### [PROBLEM]
All of the records listed below should be retyped exactly.

Stored records
☆ ☆ ☆ ☆ ☆ ☆ ☆

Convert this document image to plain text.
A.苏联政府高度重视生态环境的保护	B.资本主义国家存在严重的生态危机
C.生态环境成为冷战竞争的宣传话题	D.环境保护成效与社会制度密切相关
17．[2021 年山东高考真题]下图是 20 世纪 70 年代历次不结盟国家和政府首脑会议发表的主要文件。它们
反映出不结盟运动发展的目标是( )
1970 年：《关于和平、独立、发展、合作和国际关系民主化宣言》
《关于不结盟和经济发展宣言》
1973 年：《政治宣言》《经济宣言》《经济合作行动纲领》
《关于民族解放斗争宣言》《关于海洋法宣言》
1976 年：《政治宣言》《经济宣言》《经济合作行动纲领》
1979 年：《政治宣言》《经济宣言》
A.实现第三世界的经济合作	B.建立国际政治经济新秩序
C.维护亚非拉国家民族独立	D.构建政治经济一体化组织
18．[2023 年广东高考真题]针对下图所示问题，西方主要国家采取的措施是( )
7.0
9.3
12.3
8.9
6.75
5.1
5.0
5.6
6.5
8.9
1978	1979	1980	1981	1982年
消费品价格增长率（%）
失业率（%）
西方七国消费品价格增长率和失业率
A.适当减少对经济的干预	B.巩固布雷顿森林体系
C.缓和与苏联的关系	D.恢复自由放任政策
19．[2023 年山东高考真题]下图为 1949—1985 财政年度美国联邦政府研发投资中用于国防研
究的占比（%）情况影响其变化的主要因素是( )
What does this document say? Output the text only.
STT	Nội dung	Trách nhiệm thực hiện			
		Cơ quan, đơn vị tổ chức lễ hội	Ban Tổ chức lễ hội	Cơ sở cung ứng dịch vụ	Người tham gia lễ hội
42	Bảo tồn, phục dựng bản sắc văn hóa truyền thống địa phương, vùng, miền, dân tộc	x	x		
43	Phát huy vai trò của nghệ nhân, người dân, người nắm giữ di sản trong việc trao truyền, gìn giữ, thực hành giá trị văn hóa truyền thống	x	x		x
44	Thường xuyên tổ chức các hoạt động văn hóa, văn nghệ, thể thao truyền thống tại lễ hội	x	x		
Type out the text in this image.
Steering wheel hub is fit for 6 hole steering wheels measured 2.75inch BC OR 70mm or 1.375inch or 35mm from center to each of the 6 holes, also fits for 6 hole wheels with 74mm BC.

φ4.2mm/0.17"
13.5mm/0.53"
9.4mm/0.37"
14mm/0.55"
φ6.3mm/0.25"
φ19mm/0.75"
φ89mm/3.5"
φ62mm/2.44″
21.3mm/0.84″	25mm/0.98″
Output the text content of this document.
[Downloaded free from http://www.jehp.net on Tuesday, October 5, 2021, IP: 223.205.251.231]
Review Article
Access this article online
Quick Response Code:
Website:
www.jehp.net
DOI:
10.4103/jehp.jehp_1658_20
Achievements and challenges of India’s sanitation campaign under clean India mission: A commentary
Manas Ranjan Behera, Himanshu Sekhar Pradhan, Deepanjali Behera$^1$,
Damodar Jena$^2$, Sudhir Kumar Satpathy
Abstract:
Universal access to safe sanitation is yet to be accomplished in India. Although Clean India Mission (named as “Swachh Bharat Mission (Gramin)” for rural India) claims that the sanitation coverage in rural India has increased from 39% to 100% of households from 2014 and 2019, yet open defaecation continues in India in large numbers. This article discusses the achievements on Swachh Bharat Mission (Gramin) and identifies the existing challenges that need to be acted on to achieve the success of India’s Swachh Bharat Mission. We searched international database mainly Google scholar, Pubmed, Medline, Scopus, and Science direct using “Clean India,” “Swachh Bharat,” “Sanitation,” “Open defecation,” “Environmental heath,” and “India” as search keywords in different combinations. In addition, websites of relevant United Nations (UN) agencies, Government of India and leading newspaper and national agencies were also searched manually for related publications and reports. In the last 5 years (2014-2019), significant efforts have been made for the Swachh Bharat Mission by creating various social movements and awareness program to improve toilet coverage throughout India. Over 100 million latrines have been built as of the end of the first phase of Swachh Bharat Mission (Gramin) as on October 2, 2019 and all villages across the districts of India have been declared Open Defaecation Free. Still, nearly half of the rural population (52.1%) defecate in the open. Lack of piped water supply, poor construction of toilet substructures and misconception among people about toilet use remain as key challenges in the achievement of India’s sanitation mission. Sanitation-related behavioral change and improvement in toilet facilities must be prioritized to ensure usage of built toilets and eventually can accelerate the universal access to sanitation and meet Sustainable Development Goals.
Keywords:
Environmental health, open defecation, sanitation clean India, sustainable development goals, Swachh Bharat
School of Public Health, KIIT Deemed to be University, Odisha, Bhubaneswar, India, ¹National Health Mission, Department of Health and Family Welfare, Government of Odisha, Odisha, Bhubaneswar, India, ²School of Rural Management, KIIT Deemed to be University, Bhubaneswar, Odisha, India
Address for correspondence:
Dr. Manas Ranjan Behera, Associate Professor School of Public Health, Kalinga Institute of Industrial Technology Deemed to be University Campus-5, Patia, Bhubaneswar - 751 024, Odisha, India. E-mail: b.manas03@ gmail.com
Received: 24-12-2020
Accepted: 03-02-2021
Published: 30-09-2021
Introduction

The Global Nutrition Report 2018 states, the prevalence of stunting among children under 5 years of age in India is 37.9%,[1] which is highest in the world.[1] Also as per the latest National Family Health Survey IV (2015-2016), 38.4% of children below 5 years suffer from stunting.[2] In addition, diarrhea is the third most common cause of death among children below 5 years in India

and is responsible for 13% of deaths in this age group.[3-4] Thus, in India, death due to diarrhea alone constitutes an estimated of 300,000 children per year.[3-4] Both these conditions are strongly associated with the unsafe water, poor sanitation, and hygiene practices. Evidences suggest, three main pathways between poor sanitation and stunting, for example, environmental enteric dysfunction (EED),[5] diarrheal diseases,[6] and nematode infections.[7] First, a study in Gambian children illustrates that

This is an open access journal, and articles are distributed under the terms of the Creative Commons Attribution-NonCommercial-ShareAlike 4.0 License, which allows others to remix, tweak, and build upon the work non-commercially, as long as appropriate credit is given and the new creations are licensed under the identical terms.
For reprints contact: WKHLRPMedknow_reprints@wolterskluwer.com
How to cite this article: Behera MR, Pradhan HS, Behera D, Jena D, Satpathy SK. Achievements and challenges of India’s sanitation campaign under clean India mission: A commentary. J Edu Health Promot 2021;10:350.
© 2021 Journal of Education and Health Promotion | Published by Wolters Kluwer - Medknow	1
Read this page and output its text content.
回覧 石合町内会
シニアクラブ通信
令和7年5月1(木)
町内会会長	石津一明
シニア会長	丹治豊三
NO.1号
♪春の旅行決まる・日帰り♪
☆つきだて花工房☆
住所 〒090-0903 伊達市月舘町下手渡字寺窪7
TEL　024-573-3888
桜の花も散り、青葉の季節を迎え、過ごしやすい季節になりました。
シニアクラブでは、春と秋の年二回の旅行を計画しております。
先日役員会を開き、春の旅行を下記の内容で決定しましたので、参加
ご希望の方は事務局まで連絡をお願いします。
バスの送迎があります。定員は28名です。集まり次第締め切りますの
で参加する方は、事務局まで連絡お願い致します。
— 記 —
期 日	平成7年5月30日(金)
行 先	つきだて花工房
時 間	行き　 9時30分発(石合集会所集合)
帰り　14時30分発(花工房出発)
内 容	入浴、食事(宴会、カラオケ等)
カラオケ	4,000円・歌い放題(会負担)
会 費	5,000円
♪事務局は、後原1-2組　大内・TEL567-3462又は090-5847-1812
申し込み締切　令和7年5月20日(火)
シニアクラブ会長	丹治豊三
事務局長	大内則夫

☆ ☆ ☆ ☆ ☆ ☆ ☆

### [CORRECT OUTPUT]
Convert this document image to plain text.
A.苏联政府高度重视生态环境的保护	B.资本主义国家存在严重的生态危机
C.生态环境成为冷战竞争的宣传话题	D.环境保护成效与社会制度密切相关
17．[2021 年山东高考真题]下图是 20 世纪 70 年代历次不结盟国家和政府首脑会议发表的主要文件。它们
反映出不结盟运动发展的目标是( )
1970 年：《关于和平、独立、发展、合作和国际关系民主化宣言》
《关于不结盟和经济发展宣言》
1973 年：《政治宣言》《经济宣言》《经济合作行动纲领》
《关于民族解放斗争宣言》《关于海洋法宣言》
1976 年：《政治宣言》《经济宣言》《经济合作行动纲领》
1979 年：《政治宣言》《经济宣言》
A.实现第三世界的经济合作	B.建立国际政治经济新秩序
C.维护亚非拉国家民族独立	D.构建政治经济一体化组织
18．[2023 年广东高考真题]针对下图所示问题，西方主要国家采取的措施是( )
7.0
9.3
12.3
8.9
6.75
5.1
5.0
5.6
6.5
8.9
1978	1979	1980	1981	1982年
消费品价格增长率（%）
失业率（%）
西方七国消费品价格增长率和失业率
A.适当减少对经济的干预	B.巩固布雷顿森林体系
C.缓和与苏联的关系	D.恢复自由放任政策
19．[2023 年山东高考真题]下图为 1949—1985 财政年度美国联邦政府研发投资中用于国防研
究的占比（%）情况影响其变化的主要因素是( )
What does this document say? Output the text only.
STT	Nội dung	Trách nhiệm thực hiện			
		Cơ quan, đơn vị tổ chức lễ hội	Ban Tổ chức lễ hội	Cơ sở cung ứng dịch vụ	Người tham gia lễ hội
42	Bảo tồn, phục dựng bản sắc văn hóa truyền thống địa phương, vùng, miền, dân tộc	x	x		
43	Phát huy vai trò của nghệ nhân, người dân, người nắm giữ di sản trong việc trao truyền, gìn giữ, thực hành giá trị văn hóa truyền thống	x	x		x
44	Thường xuyên tổ chức các hoạt động văn hóa, văn nghệ, thể thao truyền thống tại lễ hội	x	x		
Type out the text in this image.
Steering wheel hub is fit for 6 hole steering wheels measured 2.75inch BC OR 70mm or 1.375inch or 35mm from center to each of the 6 holes, also fits for 6 hole wheels with 74mm BC.

φ4.2mm/0.17"
13.5mm/0.53"
9.4mm/0.37"
14mm/0.55"
φ6.3mm/0.25"
φ19mm/0.75"
φ89mm/3.5"
φ62mm/2.44″
21.3mm/0.84″	25mm/0.98″
Output the text content of this document.
[Downloaded free from http://www.jehp.net on Tuesday, October 5, 2021, IP: 223.205.251.231]
Review Article
Access this article online
Quick Response Code:
Website:
www.jehp.net
DOI:
10.4103/jehp.jehp_1658_20
Achievements and challenges of India’s sanitation campaign under clean India mission: A commentary
Manas Ranjan Behera, Himanshu Sekhar Pradhan, Deepanjali Behera$^1$,
Damodar Jena$^2$, Sudhir Kumar Satpathy
Abstract:
Universal access to safe sanitation is yet to be accomplished in India. Although Clean India Mission (named as “Swachh Bharat Mission (Gramin)” for rural India) claims that the sanitation coverage in rural India has increased from 39% to 100% of households from 2014 and 2019, yet open defaecation continues in India in large numbers. This article discusses the achievements on Swachh Bharat Mission (Gramin) and identifies the existing challenges that need to be acted on to achieve the success of India’s Swachh Bharat Mission. We searched international database mainly Google scholar, Pubmed, Medline, Scopus, and Science direct using “Clean India,” “Swachh Bharat,” “Sanitation,” “Open defecation,” “Environmental heath,” and “India” as search keywords in different combinations. In addition, websites of relevant United Nations (UN) agencies, Government of India and leading newspaper and national agencies were also searched manually for related publications and reports. In the last 5 years (2014-2019), significant efforts have been made for the Swachh Bharat Mission by creating various social movements and awareness program to improve toilet coverage throughout India. Over 100 million latrines have been built as of the end of the first phase of Swachh Bharat Mission (Gramin) as on October 2, 2019 and all villages across the districts of India have been declared Open Defaecation Free. Still, nearly half of the rural population (52.1%) defecate in the open. Lack of piped water supply, poor construction of toilet substructures and misconception among people about toilet use remain as key challenges in the achievement of India’s sanitation mission. Sanitation-related behavioral change and improvement in toilet facilities must be prioritized to ensure usage of built toilets and eventually can accelerate the universal access to sanitation and meet Sustainable Development Goals.
Keywords:
Environmental health, open defecation, sanitation clean India, sustainable development goals, Swachh Bharat
School of Public Health, KIIT Deemed to be University, Odisha, Bhubaneswar, India, ¹National Health Mission, Department of Health and Family Welfare, Government of Odisha, Odisha, Bhubaneswar, India, ²School of Rural Management, KIIT Deemed to be University, Bhubaneswar, Odisha, India
Address for correspondence:
Dr. Manas Ranjan Behera, Associate Professor School of Public Health, Kalinga Institute of Industrial Technology Deemed to be University Campus-5, Patia, Bhubaneswar - 751 024, Odisha, India. E-mail: b.manas03@ gmail.com
Received: 24-12-2020
Accepted: 03-02-2021
Published: 30-09-2021
Introduction

The Global Nutrition Report 2018 states, the prevalence of stunting among children under 5 years of age in India is 37.9%,[1] which is highest in the world.[1] Also as per the latest National Family Health Survey IV (2015-2016), 38.4% of children below 5 years suffer from stunting.[2] In addition, diarrhea is the third most common cause of death among children below 5 years in India

and is responsible for 13% of deaths in this age group.[3-4] Thus, in India, death due to diarrhea alone constitutes an estimated of 300,000 children per year.[3-4] Both these conditions are strongly associated with the unsafe water, poor sanitation, and hygiene practices. Evidences suggest, three main pathways between poor sanitation and stunting, for example, environmental enteric dysfunction (EED),[5] diarrheal diseases,[6] and nematode infections.[7] First, a study in Gambian children illustrates that

This is an open access journal, and articles are distributed under the terms of the Creative Commons Attribution-NonCommercial-ShareAlike 4.0 License, which allows others to remix, tweak, and build upon the work non-commercially, as long as appropriate credit is given and the new creations are licensed under the identical terms.
For reprints contact: WKHLRPMedknow_reprints@wolterskluwer.com
How to cite this article: Behera MR, Pradhan HS, Behera D, Jena D, Satpathy SK. Achievements and challenges of India’s sanitation campaign under clean India mission: A commentary. J Edu Health Promot 2021;10:350.
© 2021 Journal of Education and Health Promotion | Published by Wolters Kluwer - Medknow	1
Read this page and output its text content.
回覧 石合町内会
シニアクラブ通信
令和7年5月1(木)
町内会会長	石津一明
シニア会長	丹治豊三
NO.1号
♪春の旅行決まる・日帰り♪
☆つきだて花工房☆
住所 〒090-0903 伊達市月舘町下手渡字寺窪7
TEL　024-573-3888
桜の花も散り、青葉の季節を迎え、過ごしやすい季節になりました。
シニアクラブでは、春と秋の年二回の旅行を計画しております。
先日役員会を開き、春の旅行を下記の内容で決定しましたので、参加
ご希望の方は事務局まで連絡をお願いします。
バスの送迎があります。定員は28名です。集まり次第締め切りますの
で参加する方は、事務局まで連絡お願い致します。
— 記 —
期 日	平成7年5月30日(金)
行 先	つきだて花工房
時 間	行き　 9時30分発(石合集会所集合)
帰り　14時30分発(花工房出発)
内 容	入浴、食事(宴会、カラオケ等)
カラオケ	4,000円・歌い放題(会負担)
会 費	5,000円
♪事務局は、後原1-2組　大内・TEL567-3462又は090-5847-1812
申し込み締切　令和7年5月20日(火)
シニアクラブ会長	丹治豊三
事務局長	大内則夫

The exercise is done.